-- start of Text --
February 19, 2006

The Perils of Metadata

The Washington Post publishes an extended interview with a botnet-running hacker, known only as 0×80:

The young hacker… has agreed to be interviewed only if he isn’t identified by name or home town…

The article still has a lot of magazine-style colour:

Tall and lanky, with hair that falls down to his eyebrows, 0×80 almost never looks you in the eye when he talks, his accent a slurry of heavy Southern drawl and Midwestern nasality. He lives with his folks in a small town in Middle America. The nearest businesses are a used-car lot, a gas station / convenience store and a strip club, where 0×80 says he recently dropped $800 for an hour alone in a VIP room with several dancers.

There’s also an artfully disguised photo, presumably of 0×80:

With all this detail (and more) about 0×80’s circumstances and history, it’s a good thing the Post is keeping his identity secret. In a small town of a few thousand people, it would otherwise be pretty easy to track the hacker down from his description.

The article is then linked from Slashdot, where an astute commenter downloads the image and checks out the EXIF IPTC data:

Location: Roland OK

Roland OK is indeed a piece of small-town Middle America, population 3,000. Another commenter quickly finds the most likely used car lot, gas station and strip club.

I think there’s a lesson in there somewhere.

Update: In a comment to a Post blog entry, someone claiming to be 0×80 says:

funny is that that is way off from where i reside apprently from what i gathered from brian kreps was it was old metadata so im still safe. haha i guess luck is on my side :)

So who knows, maybe 0×80 dodged a bullet after all?
-- end of Text --
▶ Goals:
1 > Rewrite the metadata post from "The article is" up to and including "bullet after all?", changing "Slashdot" to "Digg".
2 > Take the metadata post further, starting after its final sentence.
The entries that follow have no connection to the metadata post.
-- start of Data entries --
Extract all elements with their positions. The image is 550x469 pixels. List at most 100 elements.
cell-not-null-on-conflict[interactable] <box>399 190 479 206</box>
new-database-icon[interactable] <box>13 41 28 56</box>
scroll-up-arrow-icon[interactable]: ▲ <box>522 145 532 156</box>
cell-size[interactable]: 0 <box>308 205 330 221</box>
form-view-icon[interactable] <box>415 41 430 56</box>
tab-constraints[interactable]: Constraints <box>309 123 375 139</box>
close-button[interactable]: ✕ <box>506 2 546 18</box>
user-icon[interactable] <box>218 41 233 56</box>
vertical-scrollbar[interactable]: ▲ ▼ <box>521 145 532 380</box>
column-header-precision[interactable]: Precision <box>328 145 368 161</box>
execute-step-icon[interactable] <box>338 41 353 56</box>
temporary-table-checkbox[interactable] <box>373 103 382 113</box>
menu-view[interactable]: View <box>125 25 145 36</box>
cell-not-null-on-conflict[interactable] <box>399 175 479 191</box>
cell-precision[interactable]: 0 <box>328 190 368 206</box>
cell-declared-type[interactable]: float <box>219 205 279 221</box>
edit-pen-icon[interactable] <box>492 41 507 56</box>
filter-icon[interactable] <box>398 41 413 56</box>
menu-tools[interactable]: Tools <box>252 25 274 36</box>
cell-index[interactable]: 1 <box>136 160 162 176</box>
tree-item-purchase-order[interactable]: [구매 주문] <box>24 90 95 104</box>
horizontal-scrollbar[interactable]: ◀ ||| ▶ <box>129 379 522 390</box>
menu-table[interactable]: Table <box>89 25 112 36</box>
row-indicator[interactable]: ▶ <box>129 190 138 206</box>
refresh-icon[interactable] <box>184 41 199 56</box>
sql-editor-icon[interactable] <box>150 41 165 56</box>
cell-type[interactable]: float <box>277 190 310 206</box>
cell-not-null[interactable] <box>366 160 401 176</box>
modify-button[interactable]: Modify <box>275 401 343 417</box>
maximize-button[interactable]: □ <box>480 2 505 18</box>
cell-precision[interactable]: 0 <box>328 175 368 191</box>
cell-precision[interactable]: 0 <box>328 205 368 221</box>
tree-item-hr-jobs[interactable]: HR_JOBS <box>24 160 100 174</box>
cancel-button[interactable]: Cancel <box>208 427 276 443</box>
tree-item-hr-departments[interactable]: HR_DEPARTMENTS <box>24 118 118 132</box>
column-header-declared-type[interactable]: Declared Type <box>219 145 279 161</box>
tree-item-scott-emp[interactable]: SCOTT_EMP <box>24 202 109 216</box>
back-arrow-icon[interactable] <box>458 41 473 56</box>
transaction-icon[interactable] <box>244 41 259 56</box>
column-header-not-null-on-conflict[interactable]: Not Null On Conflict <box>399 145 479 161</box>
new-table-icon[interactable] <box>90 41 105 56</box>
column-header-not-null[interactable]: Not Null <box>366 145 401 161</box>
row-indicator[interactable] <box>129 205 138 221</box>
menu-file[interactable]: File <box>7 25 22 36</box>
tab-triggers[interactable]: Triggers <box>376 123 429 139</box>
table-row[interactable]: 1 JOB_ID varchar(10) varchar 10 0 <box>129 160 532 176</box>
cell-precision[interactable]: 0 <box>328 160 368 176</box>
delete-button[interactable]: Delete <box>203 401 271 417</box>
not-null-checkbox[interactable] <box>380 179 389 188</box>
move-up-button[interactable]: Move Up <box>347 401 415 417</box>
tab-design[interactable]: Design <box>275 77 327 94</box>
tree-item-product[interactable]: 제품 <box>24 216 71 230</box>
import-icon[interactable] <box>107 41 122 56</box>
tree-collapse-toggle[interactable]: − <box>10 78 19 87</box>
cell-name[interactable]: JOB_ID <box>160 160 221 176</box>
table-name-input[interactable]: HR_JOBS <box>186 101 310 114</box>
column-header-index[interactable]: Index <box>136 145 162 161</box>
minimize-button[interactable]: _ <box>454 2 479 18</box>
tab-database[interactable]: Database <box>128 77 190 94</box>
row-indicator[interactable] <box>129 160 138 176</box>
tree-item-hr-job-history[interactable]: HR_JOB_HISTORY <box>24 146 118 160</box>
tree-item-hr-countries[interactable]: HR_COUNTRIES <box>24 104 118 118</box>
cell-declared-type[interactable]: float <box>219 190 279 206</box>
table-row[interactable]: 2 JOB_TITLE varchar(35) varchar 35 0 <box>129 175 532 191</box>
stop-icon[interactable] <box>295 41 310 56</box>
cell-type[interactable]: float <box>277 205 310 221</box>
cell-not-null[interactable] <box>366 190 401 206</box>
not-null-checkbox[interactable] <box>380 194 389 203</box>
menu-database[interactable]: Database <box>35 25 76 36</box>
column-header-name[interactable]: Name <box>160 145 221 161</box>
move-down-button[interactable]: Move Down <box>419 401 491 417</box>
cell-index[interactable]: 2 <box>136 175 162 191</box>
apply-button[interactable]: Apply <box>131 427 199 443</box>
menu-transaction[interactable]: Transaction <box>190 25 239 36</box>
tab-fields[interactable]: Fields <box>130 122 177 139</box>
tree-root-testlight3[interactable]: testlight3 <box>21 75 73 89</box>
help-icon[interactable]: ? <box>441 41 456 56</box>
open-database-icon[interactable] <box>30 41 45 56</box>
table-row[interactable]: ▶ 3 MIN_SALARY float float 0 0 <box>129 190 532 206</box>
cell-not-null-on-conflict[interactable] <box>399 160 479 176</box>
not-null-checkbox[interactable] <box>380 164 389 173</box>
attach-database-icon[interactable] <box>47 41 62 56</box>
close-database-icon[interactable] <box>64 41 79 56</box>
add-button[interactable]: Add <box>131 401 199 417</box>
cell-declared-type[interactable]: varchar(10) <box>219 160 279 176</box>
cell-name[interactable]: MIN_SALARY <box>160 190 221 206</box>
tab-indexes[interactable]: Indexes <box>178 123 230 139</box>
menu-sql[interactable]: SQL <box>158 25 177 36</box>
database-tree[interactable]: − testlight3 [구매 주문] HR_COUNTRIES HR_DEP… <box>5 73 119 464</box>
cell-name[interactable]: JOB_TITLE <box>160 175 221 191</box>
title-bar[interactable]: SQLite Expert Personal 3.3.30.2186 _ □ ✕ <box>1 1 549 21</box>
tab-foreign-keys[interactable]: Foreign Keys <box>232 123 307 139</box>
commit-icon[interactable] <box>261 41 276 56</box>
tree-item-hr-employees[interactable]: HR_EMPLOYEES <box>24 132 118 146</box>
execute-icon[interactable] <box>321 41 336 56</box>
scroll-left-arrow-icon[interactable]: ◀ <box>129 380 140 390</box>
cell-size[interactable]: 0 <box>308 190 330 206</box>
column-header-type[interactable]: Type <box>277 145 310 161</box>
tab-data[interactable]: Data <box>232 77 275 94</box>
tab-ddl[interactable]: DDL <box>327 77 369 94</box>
-- end of Data entries --
▶ Expected outputs:
1 >
The article is then linked from Digg, where an astute commenter downloads the image and checks out the EXIF IPTC data:

Location: Roland OK

Roland OK is indeed a piece of small-town Middle America, population 3,000. Another commenter quickly finds the most likely used car lot, gas station and strip club.

I think there’s a lesson in there somewhere.

Update: In a comment to a Post blog entry, someone claiming to be 0×80 says:

funny is that that is way off from where i reside apprently from what i gathered from brian kreps was it was old metadata so im still safe. haha i guess luck is on my side :)

So who knows, maybe 0×80 dodged a bullet after all?

2 >
Update 2: On the other hand, in the comments to this blog entry, the journalist responsible to the article responds to the issue only with “I am aware of it, yes. Thank you.” You’d think that if he were in a position to say the metadata was wrong, he would have done so just to nip the whole thing in the bud.

Update 3: Another “no comment” in the live chat talkback for the original article (bugmenot required).

As you know we take our obligations with sources very seriously and I don’t want to comment about any speculation about sources.

Posted to nerd at February 19, 2006 10:06 PM
Comments currently disabled due to spam. If you want to comment on a post, email me, and I'll try to incorporate your feedback somehow.
Trackbacks <http://fishbowl.pastiche.org/mt-tb.cgi/701>
Comments

Those fields aren't EXIF - they're IPTC. Whereas almost all of EXIF is automatically generated by the camera, the IPTC fields need to be hand-entered.

As a couple of other Slashdotters noted, these appear to have been entered by The Washington Post photographer. It's probably completely routine for them. After all, that's what IPTC (International Press Telecommunications Council) fields were designed for: to help periodicals manage their huge number of digital photographs.

Posted by: Doug at February 20, 2006 06:14 AM (#link)

Oh man, I remember reading this article, unable to determine if the guy was a scumbag or just misunderstood. Suddenly, I feel a whole new world of unhappy for that guy.

Still, great sleuthing by whoever did it.

Posted by: Phil Renaud at February 20, 2006 06:44 PM (#link)

I hope this has consequences for the newspaper. I remember I thought about this when I first read the story. Sloppy journalism.

Posted by: Geir Smestad at February 21, 2006 03:41 AM (#link)

Somehow I am reminded of the old Benny Hill skit where the mob informant has agreed to be interviewed, but instead the interviewer is in the dark and the informants face is in the light.

Shortly after the interview a shot rings out...

Posted by: David M at February 21, 2006 04:35 AM (#link)

And what if this is a stock photograph, someone that concerened would not let a photo be linked to them.

Posted by: Alex at February 21, 2006 04:44 AM (#link)

"adware, also known as spyware,"

Adware and spyware are 2 different things... stupid jernolism... stupid english class...

Posted by: seventoes at February 21, 2006 07:22 AM (#link)

Subtle help from a journalist. Kudos! C'mon, the guy is a terrorist. Drop your sympathy tissues and grow up. He needs to be nabbed and prosecuted.

Posted by: Fellowes at February 21, 2006 07:22 AM (#link)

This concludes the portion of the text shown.